**To do**: Repeat every line below exactly, word for word.

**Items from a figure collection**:
________________________

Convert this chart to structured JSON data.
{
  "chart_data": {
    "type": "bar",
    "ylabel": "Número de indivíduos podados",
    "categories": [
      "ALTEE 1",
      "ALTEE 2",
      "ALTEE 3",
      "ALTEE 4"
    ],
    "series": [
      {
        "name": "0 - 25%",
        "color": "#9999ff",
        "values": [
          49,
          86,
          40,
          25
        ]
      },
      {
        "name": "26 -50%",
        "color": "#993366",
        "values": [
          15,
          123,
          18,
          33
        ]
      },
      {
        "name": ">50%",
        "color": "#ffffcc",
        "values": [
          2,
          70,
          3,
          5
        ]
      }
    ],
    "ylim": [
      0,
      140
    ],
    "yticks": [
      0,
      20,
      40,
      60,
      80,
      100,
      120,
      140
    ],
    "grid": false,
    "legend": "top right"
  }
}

________________________

**Answer**:
Convert this chart to structured JSON data.
{
  "chart_data": {
    "type": "bar",
    "ylabel": "Número de indivíduos podados",
    "categories": [
      "ALTEE 1",
      "ALTEE 2",
      "ALTEE 3",
      "ALTEE 4"
    ],
    "series": [
      {
        "name": "0 - 25%",
        "color": "#9999ff",
        "values": [
          49,
          86,
          40,
          25
        ]
      },
      {
        "name": "26 -50%",
        "color": "#993366",
        "values": [
          15,
          123,
          18,
          33
        ]
      },
      {
        "name": ">50%",
        "color": "#ffffcc",
        "values": [
          2,
          70,
          3,
          5
        ]
      }
    ],
    "ylim": [
      0,
      140
    ],
    "yticks": [
      0,
      20,
      40,
      60,
      80,
      100,
      120,
      140
    ],
    "grid": false,
    "legend": "top right"
  }
}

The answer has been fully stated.